- _WHAT THE TASK ASKS_
Copy the data that follows exactly. Include no pictures.
==============================
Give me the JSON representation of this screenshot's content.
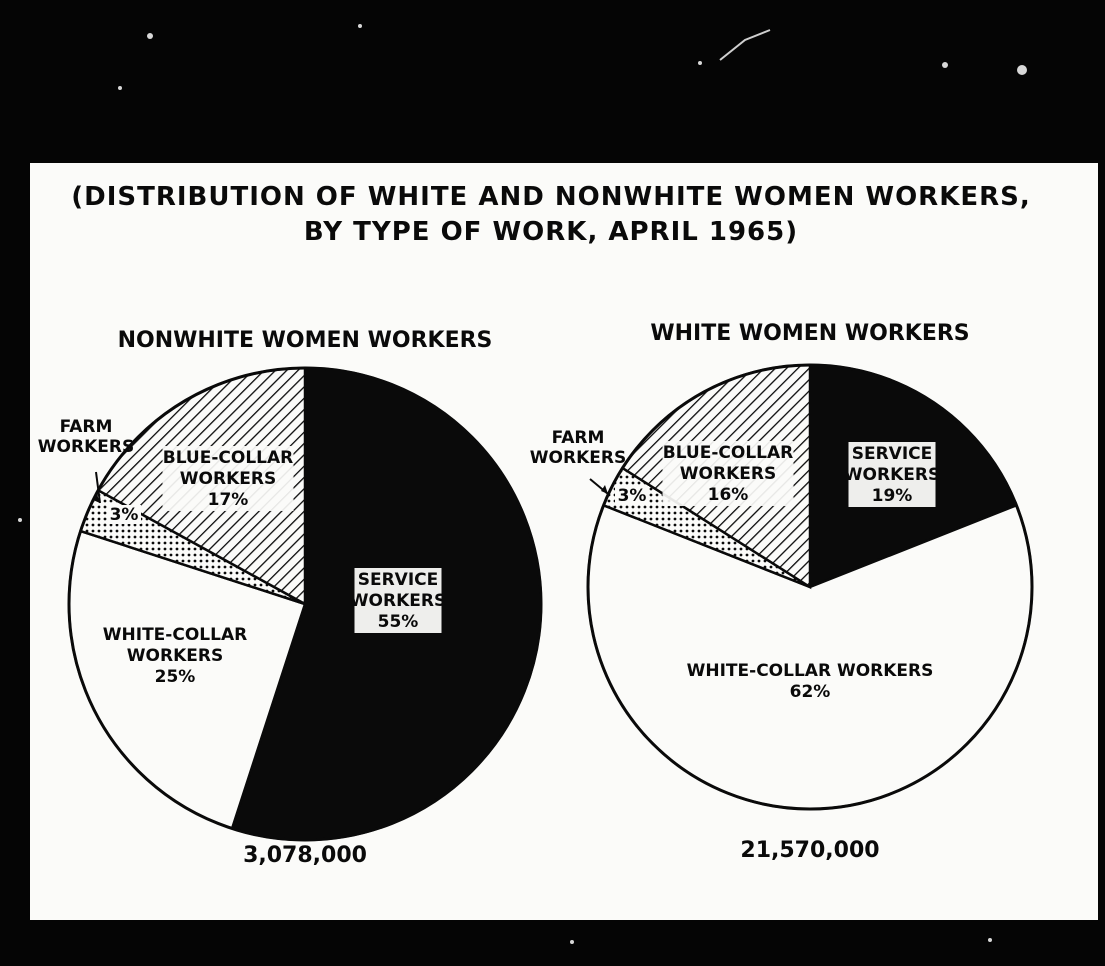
{
  "title_lines": [
    "(DISTRIBUTION OF WHITE AND NONWHITE WOMEN WORKERS,",
    "BY TYPE OF WORK, APRIL 1965)"
  ],
  "chart_data": [
    {
      "type": "pie",
      "title": "NONWHITE WOMEN WORKERS",
      "total": "3,078,000",
      "slices": [
        {
          "category": "SERVICE WORKERS",
          "value": 55,
          "value_label": "55%",
          "label_lines": [
            "SERVICE",
            "WORKERS"
          ],
          "fill": "black"
        },
        {
          "category": "WHITE-COLLAR WORKERS",
          "value": 25,
          "value_label": "25%",
          "label_lines": [
            "WHITE-COLLAR",
            "WORKERS"
          ],
          "fill": "white"
        },
        {
          "category": "FARM WORKERS",
          "value": 3,
          "value_label": "3%",
          "label_lines": [
            "FARM",
            "WORKERS"
          ],
          "fill": "dots"
        },
        {
          "category": "BLUE-COLLAR WORKERS",
          "value": 17,
          "value_label": "17%",
          "label_lines": [
            "BLUE-COLLAR",
            "WORKERS"
          ],
          "fill": "hatch"
        }
      ]
    },
    {
      "type": "pie",
      "title": "WHITE WOMEN WORKERS",
      "total": "21,570,000",
      "slices": [
        {
          "category": "SERVICE WORKERS",
          "value": 19,
          "value_label": "19%",
          "label_lines": [
            "SERVICE",
            "WORKERS"
          ],
          "fill": "black"
        },
        {
          "category": "WHITE-COLLAR WORKERS",
          "value": 62,
          "value_label": "62%",
          "label_lines": [
            "WHITE-COLLAR WORKERS"
          ],
          "fill": "white"
        },
        {
          "category": "FARM WORKERS",
          "value": 3,
          "value_label": "3%",
          "label_lines": [
            "FARM",
            "WORKERS"
          ],
          "fill": "dots"
        },
        {
          "category": "BLUE-COLLAR WORKERS",
          "value": 16,
          "value_label": "16%",
          "label_lines": [
            "BLUE-COLLAR",
            "WORKERS"
          ],
          "fill": "hatch"
        }
      ]
    }
  ],
  "colors": {
    "ink": "#0a0a0a",
    "paper": "#fbfbf9",
    "background": "#050505"
  }
}
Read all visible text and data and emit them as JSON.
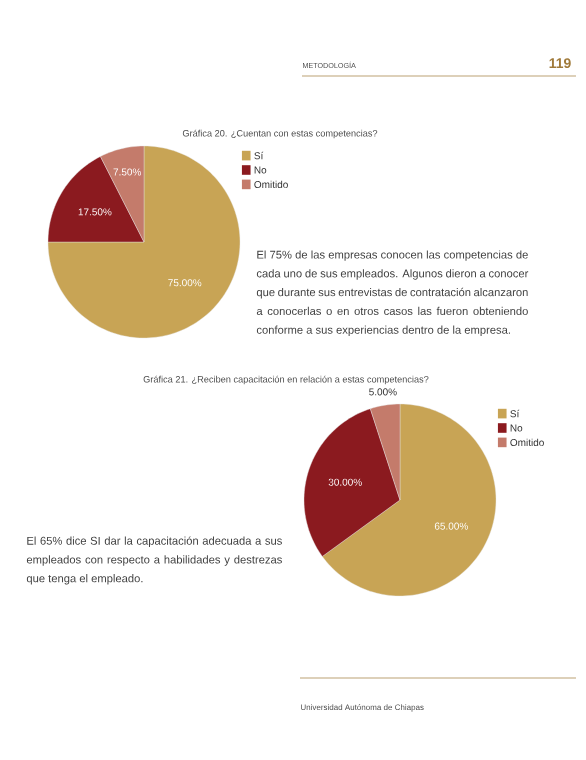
{
  "chart_data": [
    {
      "type": "pie",
      "title": "Gráfica 20. ¿Cuentan con estas competencias?",
      "categories": [
        "Sí",
        "No",
        "Omitido"
      ],
      "values": [
        75,
        17.5,
        7.5
      ],
      "colors": [
        "#c8a455",
        "#8b1a1f",
        "#c47b6b"
      ],
      "value_labels": [
        "75.00%",
        "17.50%",
        "7.50%"
      ],
      "legend": "top right",
      "annotations": [
        "METODOLOGÍA",
        "119",
        "El 75% de las empresas conocen las competencias de cada uno de sus empleados. Algunos dieron a conocer que durante sus entrevistas de contratación alcanzaron a conocerlas o en otros casos las fueron obteniendo conforme a sus experiencias dentro de la empresa."
      ]
    },
    {
      "type": "pie",
      "title": "Gráfica 21. ¿Reciben capacitación en relación a estas competencias?",
      "categories": [
        "Sí",
        "No",
        "Omitido"
      ],
      "values": [
        65,
        30,
        5
      ],
      "colors": [
        "#c8a455",
        "#8b1a1f",
        "#c47b6b"
      ],
      "value_labels": [
        "65.00%",
        "30.00%",
        "5.00%"
      ],
      "legend": "top right",
      "annotations": [
        "El 65% dice SI dar la capacitación adecuada a sus empleados con respecto a habilidades y destrezas que tenga el empleado.",
        "Universidad Autónoma de Chiapas"
      ]
    }
  ]
}
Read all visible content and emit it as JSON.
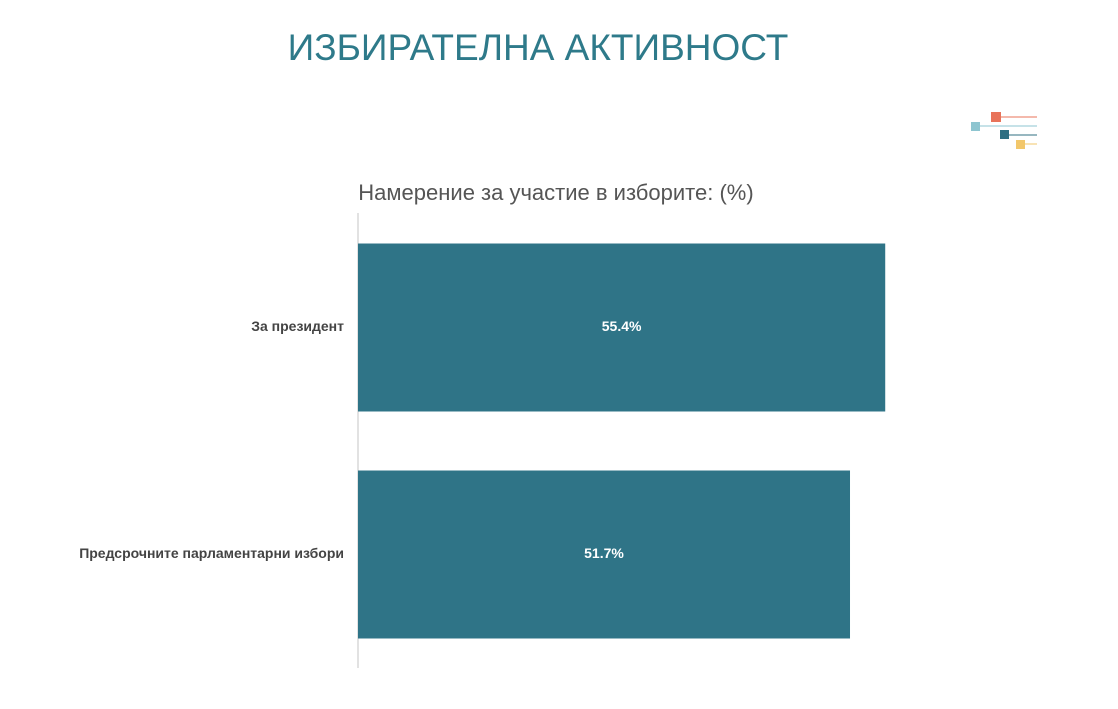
{
  "header": {
    "title": "ИЗБИРАТЕЛНА АКТИВНОСТ"
  },
  "chart_data": {
    "type": "bar",
    "orientation": "horizontal",
    "title": "Намерение за участие в изборите: (%)",
    "categories": [
      "За президент",
      "Предсрочните парламентарни избори"
    ],
    "values": [
      55.4,
      51.7
    ],
    "value_labels": [
      "55.4%",
      "51.7%"
    ],
    "color": "#2f7487",
    "xlim": [
      0,
      60
    ]
  }
}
==============================
- _THE COMPLETED TASK_
Give me the JSON representation of this screenshot's content.
{
  "title_lines": [
    "(DISTRIBUTION OF WHITE AND NONWHITE WOMEN WORKERS,",
    "BY TYPE OF WORK, APRIL 1965)"
  ],
  "chart_data": [
    {
      "type": "pie",
      "title": "NONWHITE WOMEN WORKERS",
      "total": "3,078,000",
      "slices": [
        {
          "category": "SERVICE WORKERS",
          "value": 55,
          "value_label": "55%",
          "label_lines": [
            "SERVICE",
            "WORKERS"
          ],
          "fill": "black"
        },
        {
          "category": "WHITE-COLLAR WORKERS",
          "value": 25,
          "value_label": "25%",
          "label_lines": [
            "WHITE-COLLAR",
            "WORKERS"
          ],
          "fill": "white"
        },
        {
          "category": "FARM WORKERS",
          "value": 3,
          "value_label": "3%",
          "label_lines": [
            "FARM",
            "WORKERS"
          ],
          "fill": "dots"
        },
        {
          "category": "BLUE-COLLAR WORKERS",
          "value": 17,
          "value_label": "17%",
          "label_lines": [
            "BLUE-COLLAR",
            "WORKERS"
          ],
          "fill": "hatch"
        }
      ]
    },
    {
      "type": "pie",
      "title": "WHITE WOMEN WORKERS",
      "total": "21,570,000",
      "slices": [
        {
          "category": "SERVICE WORKERS",
          "value": 19,
          "value_label": "19%",
          "label_lines": [
            "SERVICE",
            "WORKERS"
          ],
          "fill": "black"
        },
        {
          "category": "WHITE-COLLAR WORKERS",
          "value": 62,
          "value_label": "62%",
          "label_lines": [
            "WHITE-COLLAR WORKERS"
          ],
          "fill": "white"
        },
        {
          "category": "FARM WORKERS",
          "value": 3,
          "value_label": "3%",
          "label_lines": [
            "FARM",
            "WORKERS"
          ],
          "fill": "dots"
        },
        {
          "category": "BLUE-COLLAR WORKERS",
          "value": 16,
          "value_label": "16%",
          "label_lines": [
            "BLUE-COLLAR",
            "WORKERS"
          ],
          "fill": "hatch"
        }
      ]
    }
  ],
  "colors": {
    "ink": "#0a0a0a",
    "paper": "#fbfbf9",
    "background": "#050505"
  }
}
Read all visible text and data and emit them as JSON.
{
  "chart_data": [
    {
      "type": "pie",
      "title": "Gráfica 20. ¿Cuentan con estas competencias?",
      "categories": [
        "Sí",
        "No",
        "Omitido"
      ],
      "values": [
        75,
        17.5,
        7.5
      ],
      "colors": [
        "#c8a455",
        "#8b1a1f",
        "#c47b6b"
      ],
      "value_labels": [
        "75.00%",
        "17.50%",
        "7.50%"
      ],
      "legend": "top right",
      "annotations": [
        "METODOLOGÍA",
        "119",
        "El 75% de las empresas conocen las competencias de cada uno de sus empleados. Algunos dieron a conocer que durante sus entrevistas de contratación alcanzaron a conocerlas o en otros casos las fueron obteniendo conforme a sus experiencias dentro de la empresa."
      ]
    },
    {
      "type": "pie",
      "title": "Gráfica 21. ¿Reciben capacitación en relación a estas competencias?",
      "categories": [
        "Sí",
        "No",
        "Omitido"
      ],
      "values": [
        65,
        30,
        5
      ],
      "colors": [
        "#c8a455",
        "#8b1a1f",
        "#c47b6b"
      ],
      "value_labels": [
        "65.00%",
        "30.00%",
        "5.00%"
      ],
      "legend": "top right",
      "annotations": [
        "El 65% dice SI dar la capacitación adecuada a sus empleados con respecto a habilidades y destrezas que tenga el empleado.",
        "Universidad Autónoma de Chiapas"
      ]
    }
  ]
}
Read all visible content and emit it as JSON.
{
  "header": {
    "title": "ИЗБИРАТЕЛНА АКТИВНОСТ"
  },
  "chart_data": {
    "type": "bar",
    "orientation": "horizontal",
    "title": "Намерение за участие в изборите: (%)",
    "categories": [
      "За президент",
      "Предсрочните парламентарни избори"
    ],
    "values": [
      55.4,
      51.7
    ],
    "value_labels": [
      "55.4%",
      "51.7%"
    ],
    "color": "#2f7487",
    "xlim": [
      0,
      60
    ]
  }
}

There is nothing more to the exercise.